● **TASK**:
Copy out all the records exactly.

Collected data entries:
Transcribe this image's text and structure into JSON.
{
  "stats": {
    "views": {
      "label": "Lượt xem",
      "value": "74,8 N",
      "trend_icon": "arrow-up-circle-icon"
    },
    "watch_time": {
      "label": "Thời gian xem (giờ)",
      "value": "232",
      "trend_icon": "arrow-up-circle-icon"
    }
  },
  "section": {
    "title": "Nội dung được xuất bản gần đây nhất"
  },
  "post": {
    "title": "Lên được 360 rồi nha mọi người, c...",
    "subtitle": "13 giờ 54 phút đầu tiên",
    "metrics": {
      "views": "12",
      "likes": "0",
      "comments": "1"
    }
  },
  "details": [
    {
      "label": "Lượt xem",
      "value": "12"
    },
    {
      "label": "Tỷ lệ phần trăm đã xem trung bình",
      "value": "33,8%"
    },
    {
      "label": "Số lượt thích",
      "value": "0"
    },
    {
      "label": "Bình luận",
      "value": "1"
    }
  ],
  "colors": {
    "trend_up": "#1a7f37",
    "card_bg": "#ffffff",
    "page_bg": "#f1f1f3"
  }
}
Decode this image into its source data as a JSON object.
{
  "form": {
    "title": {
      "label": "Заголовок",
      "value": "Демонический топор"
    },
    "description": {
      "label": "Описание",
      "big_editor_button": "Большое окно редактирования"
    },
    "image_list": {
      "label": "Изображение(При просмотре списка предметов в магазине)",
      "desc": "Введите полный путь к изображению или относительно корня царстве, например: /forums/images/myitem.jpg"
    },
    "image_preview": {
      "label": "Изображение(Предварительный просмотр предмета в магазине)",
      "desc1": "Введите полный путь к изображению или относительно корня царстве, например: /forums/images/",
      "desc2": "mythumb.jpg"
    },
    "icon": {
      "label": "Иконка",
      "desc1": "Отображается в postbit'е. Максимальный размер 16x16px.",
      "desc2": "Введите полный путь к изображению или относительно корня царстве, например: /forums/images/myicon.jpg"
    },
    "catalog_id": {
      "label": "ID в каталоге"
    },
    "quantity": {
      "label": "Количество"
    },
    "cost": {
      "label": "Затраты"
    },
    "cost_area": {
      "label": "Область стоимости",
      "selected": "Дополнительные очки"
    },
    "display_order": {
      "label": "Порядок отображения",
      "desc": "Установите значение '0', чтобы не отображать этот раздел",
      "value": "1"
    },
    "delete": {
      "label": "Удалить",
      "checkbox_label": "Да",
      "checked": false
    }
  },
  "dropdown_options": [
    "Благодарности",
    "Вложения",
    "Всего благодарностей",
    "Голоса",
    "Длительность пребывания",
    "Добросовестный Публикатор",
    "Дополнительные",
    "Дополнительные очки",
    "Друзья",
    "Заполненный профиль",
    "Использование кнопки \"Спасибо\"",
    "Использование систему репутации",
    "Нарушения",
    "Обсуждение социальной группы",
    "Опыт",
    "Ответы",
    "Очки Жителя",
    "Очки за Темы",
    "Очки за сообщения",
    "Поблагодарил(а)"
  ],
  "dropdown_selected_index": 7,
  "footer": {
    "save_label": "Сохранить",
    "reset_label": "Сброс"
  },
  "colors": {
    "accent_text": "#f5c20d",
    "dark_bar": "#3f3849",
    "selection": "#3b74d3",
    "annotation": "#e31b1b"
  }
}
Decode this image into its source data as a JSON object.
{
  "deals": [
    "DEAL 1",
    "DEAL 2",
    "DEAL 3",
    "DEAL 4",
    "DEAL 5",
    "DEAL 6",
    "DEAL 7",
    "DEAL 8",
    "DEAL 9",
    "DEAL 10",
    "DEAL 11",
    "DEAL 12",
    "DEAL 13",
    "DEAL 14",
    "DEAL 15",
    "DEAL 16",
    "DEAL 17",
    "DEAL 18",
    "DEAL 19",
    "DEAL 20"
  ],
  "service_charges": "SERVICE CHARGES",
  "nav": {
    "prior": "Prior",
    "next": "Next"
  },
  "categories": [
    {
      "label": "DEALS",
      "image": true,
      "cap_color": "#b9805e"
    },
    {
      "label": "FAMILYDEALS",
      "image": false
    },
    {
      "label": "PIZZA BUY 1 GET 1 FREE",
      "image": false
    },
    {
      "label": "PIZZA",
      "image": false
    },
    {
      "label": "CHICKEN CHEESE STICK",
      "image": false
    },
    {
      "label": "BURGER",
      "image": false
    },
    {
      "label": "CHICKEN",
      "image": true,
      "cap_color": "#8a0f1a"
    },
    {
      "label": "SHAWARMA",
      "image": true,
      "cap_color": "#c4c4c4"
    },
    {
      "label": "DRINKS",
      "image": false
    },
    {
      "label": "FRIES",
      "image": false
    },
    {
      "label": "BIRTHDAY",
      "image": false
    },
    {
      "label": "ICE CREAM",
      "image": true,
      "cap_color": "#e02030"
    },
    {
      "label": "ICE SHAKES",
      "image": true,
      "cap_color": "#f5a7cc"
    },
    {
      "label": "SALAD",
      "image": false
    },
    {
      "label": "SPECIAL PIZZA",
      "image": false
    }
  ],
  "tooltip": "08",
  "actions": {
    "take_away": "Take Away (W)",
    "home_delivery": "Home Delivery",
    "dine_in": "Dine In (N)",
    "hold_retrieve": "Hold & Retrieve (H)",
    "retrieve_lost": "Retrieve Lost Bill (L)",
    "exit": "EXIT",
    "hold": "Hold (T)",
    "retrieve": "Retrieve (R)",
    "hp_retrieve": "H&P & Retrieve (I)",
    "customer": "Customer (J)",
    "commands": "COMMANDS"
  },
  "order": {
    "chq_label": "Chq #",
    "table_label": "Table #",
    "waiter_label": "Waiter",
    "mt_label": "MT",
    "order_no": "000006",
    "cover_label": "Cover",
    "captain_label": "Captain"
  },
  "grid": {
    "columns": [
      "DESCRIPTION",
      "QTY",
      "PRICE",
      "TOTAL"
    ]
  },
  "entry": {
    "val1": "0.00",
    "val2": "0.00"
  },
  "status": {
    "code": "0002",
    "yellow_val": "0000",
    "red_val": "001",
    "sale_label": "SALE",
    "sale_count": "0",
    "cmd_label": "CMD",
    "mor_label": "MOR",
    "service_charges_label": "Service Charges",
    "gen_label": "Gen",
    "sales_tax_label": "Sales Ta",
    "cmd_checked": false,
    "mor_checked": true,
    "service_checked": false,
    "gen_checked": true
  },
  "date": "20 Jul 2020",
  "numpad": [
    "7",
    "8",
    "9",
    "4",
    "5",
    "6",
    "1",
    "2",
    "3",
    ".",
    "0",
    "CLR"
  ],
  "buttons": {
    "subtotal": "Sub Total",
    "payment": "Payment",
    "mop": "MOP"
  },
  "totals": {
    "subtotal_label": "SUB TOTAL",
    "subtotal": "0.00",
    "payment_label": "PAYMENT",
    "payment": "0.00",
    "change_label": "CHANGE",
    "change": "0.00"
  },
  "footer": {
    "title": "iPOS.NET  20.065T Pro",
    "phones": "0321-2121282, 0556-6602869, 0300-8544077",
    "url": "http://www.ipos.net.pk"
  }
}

● **FINISHED EXERCISE**:
Transcribe this image's text and structure into JSON.
{
  "stats": {
    "views": {
      "label": "Lượt xem",
      "value": "74,8 N",
      "trend_icon": "arrow-up-circle-icon"
    },
    "watch_time": {
      "label": "Thời gian xem (giờ)",
      "value": "232",
      "trend_icon": "arrow-up-circle-icon"
    }
  },
  "section": {
    "title": "Nội dung được xuất bản gần đây nhất"
  },
  "post": {
    "title": "Lên được 360 rồi nha mọi người, c...",
    "subtitle": "13 giờ 54 phút đầu tiên",
    "metrics": {
      "views": "12",
      "likes": "0",
      "comments": "1"
    }
  },
  "details": [
    {
      "label": "Lượt xem",
      "value": "12"
    },
    {
      "label": "Tỷ lệ phần trăm đã xem trung bình",
      "value": "33,8%"
    },
    {
      "label": "Số lượt thích",
      "value": "0"
    },
    {
      "label": "Bình luận",
      "value": "1"
    }
  ],
  "colors": {
    "trend_up": "#1a7f37",
    "card_bg": "#ffffff",
    "page_bg": "#f1f1f3"
  }
}
Decode this image into its source data as a JSON object.
{
  "form": {
    "title": {
      "label": "Заголовок",
      "value": "Демонический топор"
    },
    "description": {
      "label": "Описание",
      "big_editor_button": "Большое окно редактирования"
    },
    "image_list": {
      "label": "Изображение(При просмотре списка предметов в магазине)",
      "desc": "Введите полный путь к изображению или относительно корня царстве, например: /forums/images/myitem.jpg"
    },
    "image_preview": {
      "label": "Изображение(Предварительный просмотр предмета в магазине)",
      "desc1": "Введите полный путь к изображению или относительно корня царстве, например: /forums/images/",
      "desc2": "mythumb.jpg"
    },
    "icon": {
      "label": "Иконка",
      "desc1": "Отображается в postbit'е. Максимальный размер 16x16px.",
      "desc2": "Введите полный путь к изображению или относительно корня царстве, например: /forums/images/myicon.jpg"
    },
    "catalog_id": {
      "label": "ID в каталоге"
    },
    "quantity": {
      "label": "Количество"
    },
    "cost": {
      "label": "Затраты"
    },
    "cost_area": {
      "label": "Область стоимости",
      "selected": "Дополнительные очки"
    },
    "display_order": {
      "label": "Порядок отображения",
      "desc": "Установите значение '0', чтобы не отображать этот раздел",
      "value": "1"
    },
    "delete": {
      "label": "Удалить",
      "checkbox_label": "Да",
      "checked": false
    }
  },
  "dropdown_options": [
    "Благодарности",
    "Вложения",
    "Всего благодарностей",
    "Голоса",
    "Длительность пребывания",
    "Добросовестный Публикатор",
    "Дополнительные",
    "Дополнительные очки",
    "Друзья",
    "Заполненный профиль",
    "Использование кнопки \"Спасибо\"",
    "Использование систему репутации",
    "Нарушения",
    "Обсуждение социальной группы",
    "Опыт",
    "Ответы",
    "Очки Жителя",
    "Очки за Темы",
    "Очки за сообщения",
    "Поблагодарил(а)"
  ],
  "dropdown_selected_index": 7,
  "footer": {
    "save_label": "Сохранить",
    "reset_label": "Сброс"
  },
  "colors": {
    "accent_text": "#f5c20d",
    "dark_bar": "#3f3849",
    "selection": "#3b74d3",
    "annotation": "#e31b1b"
  }
}
Decode this image into its source data as a JSON object.
{
  "deals": [
    "DEAL 1",
    "DEAL 2",
    "DEAL 3",
    "DEAL 4",
    "DEAL 5",
    "DEAL 6",
    "DEAL 7",
    "DEAL 8",
    "DEAL 9",
    "DEAL 10",
    "DEAL 11",
    "DEAL 12",
    "DEAL 13",
    "DEAL 14",
    "DEAL 15",
    "DEAL 16",
    "DEAL 17",
    "DEAL 18",
    "DEAL 19",
    "DEAL 20"
  ],
  "service_charges": "SERVICE CHARGES",
  "nav": {
    "prior": "Prior",
    "next": "Next"
  },
  "categories": [
    {
      "label": "DEALS",
      "image": true,
      "cap_color": "#b9805e"
    },
    {
      "label": "FAMILYDEALS",
      "image": false
    },
    {
      "label": "PIZZA BUY 1 GET 1 FREE",
      "image": false
    },
    {
      "label": "PIZZA",
      "image": false
    },
    {
      "label": "CHICKEN CHEESE STICK",
      "image": false
    },
    {
      "label": "BURGER",
      "image": false
    },
    {
      "label": "CHICKEN",
      "image": true,
      "cap_color": "#8a0f1a"
    },
    {
      "label": "SHAWARMA",
      "image": true,
      "cap_color": "#c4c4c4"
    },
    {
      "label": "DRINKS",
      "image": false
    },
    {
      "label": "FRIES",
      "image": false
    },
    {
      "label": "BIRTHDAY",
      "image": false
    },
    {
      "label": "ICE CREAM",
      "image": true,
      "cap_color": "#e02030"
    },
    {
      "label": "ICE SHAKES",
      "image": true,
      "cap_color": "#f5a7cc"
    },
    {
      "label": "SALAD",
      "image": false
    },
    {
      "label": "SPECIAL PIZZA",
      "image": false
    }
  ],
  "tooltip": "08",
  "actions": {
    "take_away": "Take Away (W)",
    "home_delivery": "Home Delivery",
    "dine_in": "Dine In (N)",
    "hold_retrieve": "Hold & Retrieve (H)",
    "retrieve_lost": "Retrieve Lost Bill (L)",
    "exit": "EXIT",
    "hold": "Hold (T)",
    "retrieve": "Retrieve (R)",
    "hp_retrieve": "H&P & Retrieve (I)",
    "customer": "Customer (J)",
    "commands": "COMMANDS"
  },
  "order": {
    "chq_label": "Chq #",
    "table_label": "Table #",
    "waiter_label": "Waiter",
    "mt_label": "MT",
    "order_no": "000006",
    "cover_label": "Cover",
    "captain_label": "Captain"
  },
  "grid": {
    "columns": [
      "DESCRIPTION",
      "QTY",
      "PRICE",
      "TOTAL"
    ]
  },
  "entry": {
    "val1": "0.00",
    "val2": "0.00"
  },
  "status": {
    "code": "0002",
    "yellow_val": "0000",
    "red_val": "001",
    "sale_label": "SALE",
    "sale_count": "0",
    "cmd_label": "CMD",
    "mor_label": "MOR",
    "service_charges_label": "Service Charges",
    "gen_label": "Gen",
    "sales_tax_label": "Sales Ta",
    "cmd_checked": false,
    "mor_checked": true,
    "service_checked": false,
    "gen_checked": true
  },
  "date": "20 Jul 2020",
  "numpad": [
    "7",
    "8",
    "9",
    "4",
    "5",
    "6",
    "1",
    "2",
    "3",
    ".",
    "0",
    "CLR"
  ],
  "buttons": {
    "subtotal": "Sub Total",
    "payment": "Payment",
    "mop": "MOP"
  },
  "totals": {
    "subtotal_label": "SUB TOTAL",
    "subtotal": "0.00",
    "payment_label": "PAYMENT",
    "payment": "0.00",
    "change_label": "CHANGE",
    "change": "0.00"
  },
  "footer": {
    "title": "iPOS.NET  20.065T Pro",
    "phones": "0321-2121282, 0556-6602869, 0300-8544077",
    "url": "http://www.ipos.net.pk"
  }
}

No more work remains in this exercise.